BEGIN

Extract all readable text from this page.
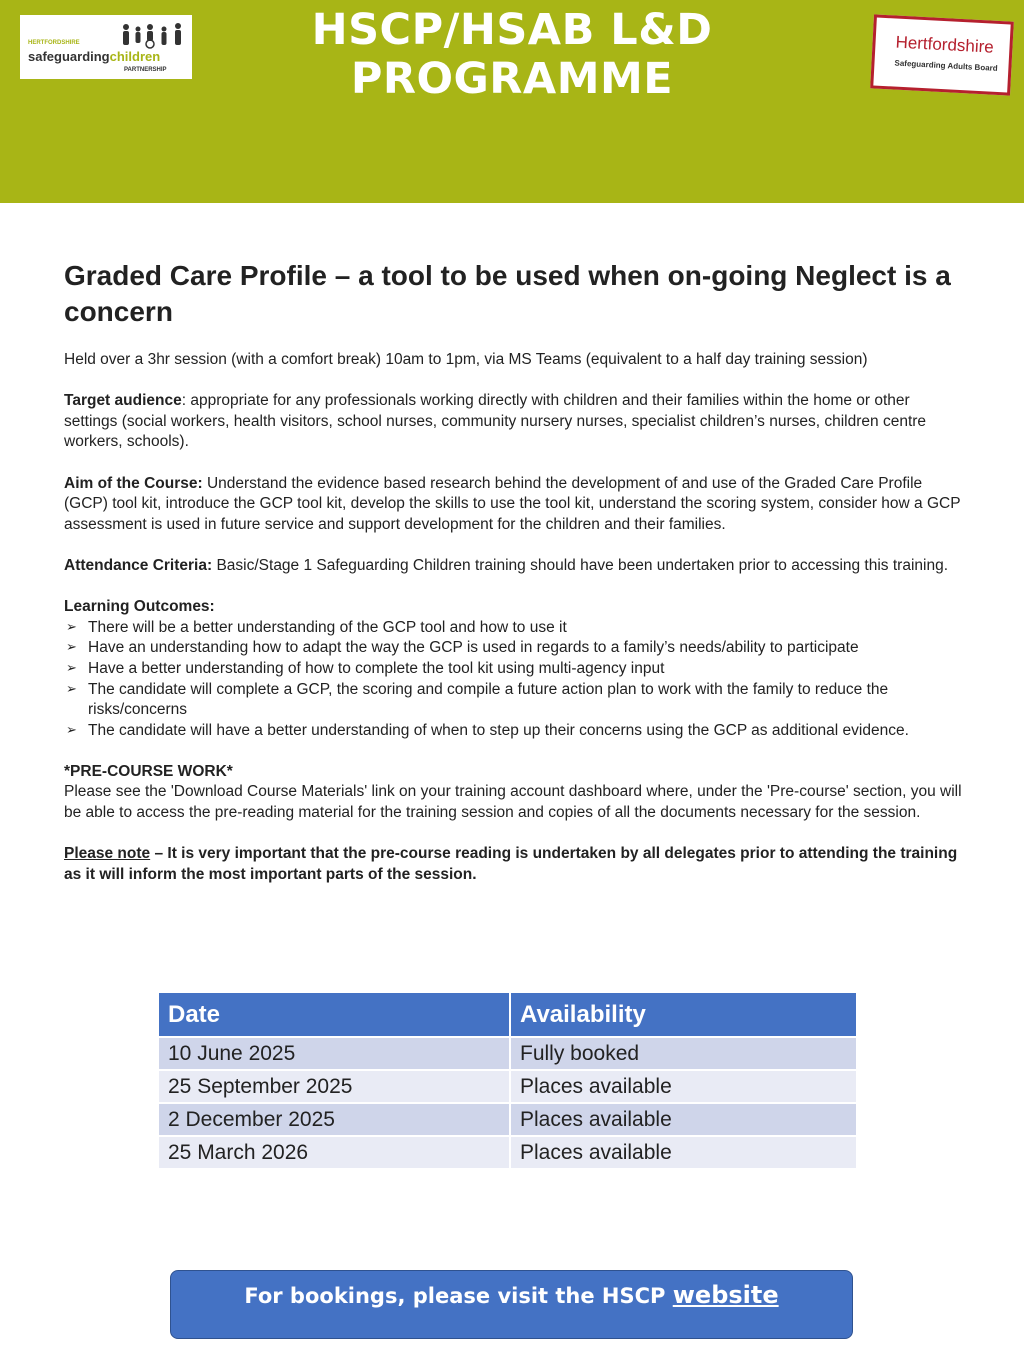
HERTFORDSHIRE
safeguardingchildren
PARTNERSHIP
HSCP/HSAB L&D
PROGRAMME
Hertfordshire
Safeguarding Adults Board
Graded Care Profile – a tool to be used when on-going Neglect is a concern

Held over a 3hr session (with a comfort break) 10am to 1pm, via MS Teams (equivalent to a half day training session)

Target audience: appropriate for any professionals working directly with children and their families within the home or other settings (social workers, health visitors, school nurses, community nursery nurses, specialist children’s nurses, children centre workers, schools).

Aim of the Course: Understand the evidence based research behind the development of and use of the Graded Care Profile (GCP) tool kit, introduce the GCP tool kit, develop the skills to use the tool kit, understand the scoring system, consider how a GCP assessment is used in future service and support development for the children and their families.

Attendance Criteria: Basic/Stage 1 Safeguarding Children training should have been undertaken prior to accessing this training.

Learning Outcomes:
➢ There will be a better understanding of the GCP tool and how to use it
➢ Have an understanding how to adapt the way the GCP is used in regards to a family’s needs/ability to participate
➢ Have a better understanding of how to complete the tool kit using multi-agency input
➢ The candidate will complete a GCP, the scoring and compile a future action plan to work with the family to reduce the risks/concerns
➢ The candidate will have a better understanding of when to step up their concerns using the GCP as additional evidence.
*PRE-COURSE WORK*

Please see the 'Download Course Materials' link on your training account dashboard where, under the 'Pre-course' section, you will be able to access the pre-reading material for the training session and copies of all the documents necessary for the session.

Please note – It is very important that the pre-course reading is undertaken by all delegates prior to attending the training as it will inform the most important parts of the session.

Date	Availability
10 June 2025	Fully booked
25 September 2025	Places available
2 December 2025	Places available
25 March 2026	Places available
For bookings, please visit the HSCP website
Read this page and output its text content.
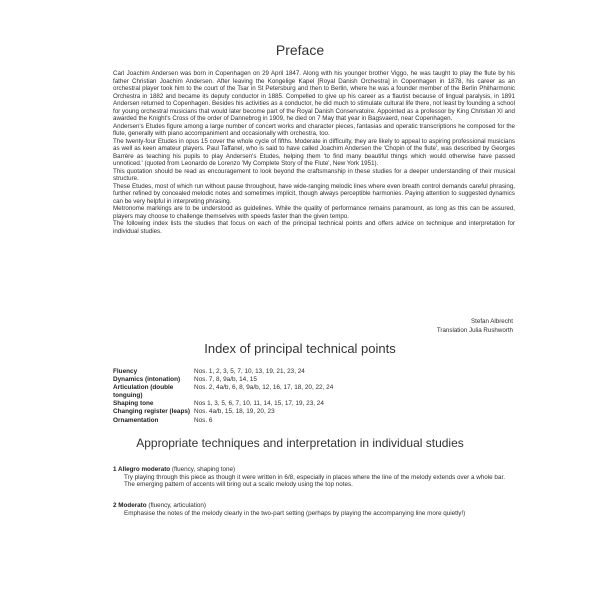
Preface

Carl Joachim Andersen was born in Copenhagen on 29 April 1847. Along with his younger brother Viggo, he was taught to play the flute by his father Christian Joachim Andersen. After leaving the Kongelige Kapel [Royal Danish Orchestra] in Copenhagen in 1878, his career as an orchestral player took him to the court of the Tsar in St Petersburg and then to Berlin, where he was a founder member of the Berlin Philharmonic Orchestra in 1882 and became its deputy conductor in 1885. Compelled to give up his career as a flautist because of lingual paralysis, in 1891 Andersen returned to Copenhagen. Besides his activities as a conductor, he did much to stimulate cultural life there, not least by founding a school for young orchestral musicians that would later become part of the Royal Danish Conservatoire. Appointed as a professor by King Christian XI and awarded the Knight's Cross of the order of Dannebrog in 1909, he died on 7 May that year in Bagsvaerd, near Copenhagen.

Andersen's Etudes figure among a large number of concert works and character pieces, fantasias and operatic transcriptions he composed for the flute, generally with piano accompaniment and occasionally with orchestra, too.

The twenty-four Etudes in opus 15 cover the whole cycle of fifths. Moderate in difficulty, they are likely to appeal to aspiring professional musicians as well as keen amateur players. Paul Taffanel, who is said to have called Joachim Andersen the 'Chopin of the flute', was described by Georges Barrère as teaching his pupils to play Andersen's Etudes, helping them 'to find many beautiful things which would otherwise have passed unnoticed.' (quoted from Leonardo de Lorenzo 'My Complete Story of the Flute', New York 1951).

This quotation should be read as encouragement to look beyond the craftsmanship in these studies for a deeper understanding of their musical structure.

These Etudes, most of which run without pause throughout, have wide-ranging melodic lines where even breath control demands careful phrasing, further refined by concealed melodic notes and sometimes implicit, though always perceptible harmonies. Paying attention to suggested dynamics can be very helpful in interpreting phrasing.

Metronome markings are to be understood as guidelines. While the quality of performance remains paramount, as long as this can be assured, players may choose to challenge themselves with speeds faster than the given tempo.

The following index lists the studies that focus on each of the principal technical points and offers advice on technique and interpretation for individual studies.

Stefan Albrecht
Translation Julia Rushworth
Index of principal technical points
Fluency	Nos. 1, 2, 3, 5, 7, 10, 13, 19, 21, 23, 24
Dynamics (intonation)	Nos. 7, 8, 9a/b, 14, 15
Articulation (double tonguing)
Nos. 2, 4a/b, 6, 8, 9a/b, 12, 16, 17, 18, 20, 22, 24
Shaping tone	Nos 1, 3, 5, 6, 7, 10, 11, 14, 15, 17, 19, 23, 24
Changing register (leaps) Nos. 4a/b, 15, 18, 19, 20, 23
Ornamentation	Nos. 6
Appropriate techniques and interpretation in individual studies
1 Allegro moderato (fluency, shaping tone)
Try playing through this piece as though it were written in 6/8, especially in places where the line of the melody extends over a whole bar. The emerging pattern of accents will bring out a scalic melody using the top notes.
2 Moderato (fluency, articulation)
Emphasise the notes of the melody clearly in the two-part setting (perhaps by playing the accompanying line more quietly!)
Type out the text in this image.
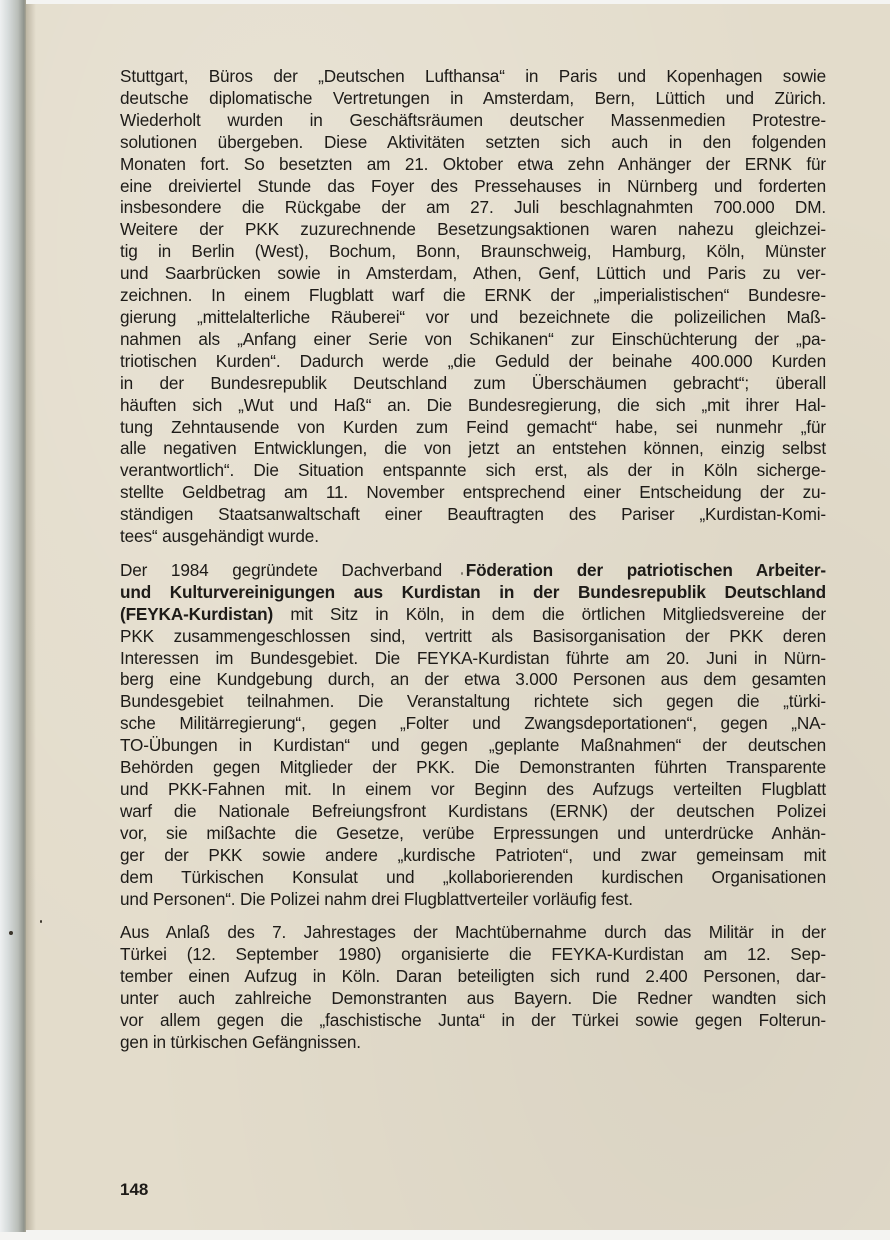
Stuttgart, Büros der „Deutschen Lufthansa“ in Paris und Kopenhagen sowie
deutsche diplomatische Vertretungen in Amsterdam, Bern, Lüttich und Zürich.
Wiederholt wurden in Geschäftsräumen deutscher Massenmedien Protestre-
solutionen übergeben. Diese Aktivitäten setzten sich auch in den folgenden
Monaten fort. So besetzten am 21. Oktober etwa zehn Anhänger der ERNK für
eine dreiviertel Stunde das Foyer des Pressehauses in Nürnberg und forderten
insbesondere die Rückgabe der am 27. Juli beschlagnahmten 700.000 DM.
Weitere der PKK zuzurechnende Besetzungsaktionen waren nahezu gleichzei-
tig in Berlin (West), Bochum, Bonn, Braunschweig, Hamburg, Köln, Münster
und Saarbrücken sowie in Amsterdam, Athen, Genf, Lüttich und Paris zu ver-
zeichnen. In einem Flugblatt warf die ERNK der „imperialistischen“ Bundesre-
gierung „mittelalterliche Räuberei“ vor und bezeichnete die polizeilichen Maß-
nahmen als „Anfang einer Serie von Schikanen“ zur Einschüchterung der „pa-
triotischen Kurden“. Dadurch werde „die Geduld der beinahe 400.000 Kurden
in der Bundesrepublik Deutschland zum Überschäumen gebracht“; überall
häuften sich „Wut und Haß“ an. Die Bundesregierung, die sich „mit ihrer Hal-
tung Zehntausende von Kurden zum Feind gemacht“ habe, sei nunmehr „für
alle negativen Entwicklungen, die von jetzt an entstehen können, einzig selbst
verantwortlich“. Die Situation entspannte sich erst, als der in Köln sicherge-
stellte Geldbetrag am 11. November entsprechend einer Entscheidung der zu-
ständigen Staatsanwaltschaft einer Beauftragten des Pariser „Kurdistan-Komi-
tees“ ausgehändigt wurde.

Der 1984 gegründete Dachverband Föderation der patriotischen Arbeiter-
und Kulturvereinigungen aus Kurdistan in der Bundesrepublik Deutschland
(FEYKA-Kurdistan) mit Sitz in Köln, in dem die örtlichen Mitgliedsvereine der
PKK zusammengeschlossen sind, vertritt als Basisorganisation der PKK deren
Interessen im Bundesgebiet. Die FEYKA-Kurdistan führte am 20. Juni in Nürn-
berg eine Kundgebung durch, an der etwa 3.000 Personen aus dem gesamten
Bundesgebiet teilnahmen. Die Veranstaltung richtete sich gegen die „türki-
sche Militärregierung“, gegen „Folter und Zwangsdeportationen“, gegen „NA-
TO-Übungen in Kurdistan“ und gegen „geplante Maßnahmen“ der deutschen
Behörden gegen Mitglieder der PKK. Die Demonstranten führten Transparente
und PKK-Fahnen mit. In einem vor Beginn des Aufzugs verteilten Flugblatt
warf die Nationale Befreiungsfront Kurdistans (ERNK) der deutschen Polizei
vor, sie mißachte die Gesetze, verübe Erpressungen und unterdrücke Anhän-
ger der PKK sowie andere „kurdische Patrioten“, und zwar gemeinsam mit
dem Türkischen Konsulat und „kollaborierenden kurdischen Organisationen
und Personen“. Die Polizei nahm drei Flugblattverteiler vorläufig fest.

Aus Anlaß des 7. Jahrestages der Machtübernahme durch das Militär in der
Türkei (12. September 1980) organisierte die FEYKA-Kurdistan am 12. Sep-
tember einen Aufzug in Köln. Daran beteiligten sich rund 2.400 Personen, dar-
unter auch zahlreiche Demonstranten aus Bayern. Die Redner wandten sich
vor allem gegen die „faschistische Junta“ in der Türkei sowie gegen Folterun-
gen in türkischen Gefängnissen.

148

END

● Task goal
Pick out the lines that contain "Türkei" and copy them.

● Written reply
Türkei (12. September 1980) organisierte die FEYKA-Kurdistan am 12. Sep-
vor allem gegen die „faschistische Junta“ in der Türkei sowie gegen Folterun-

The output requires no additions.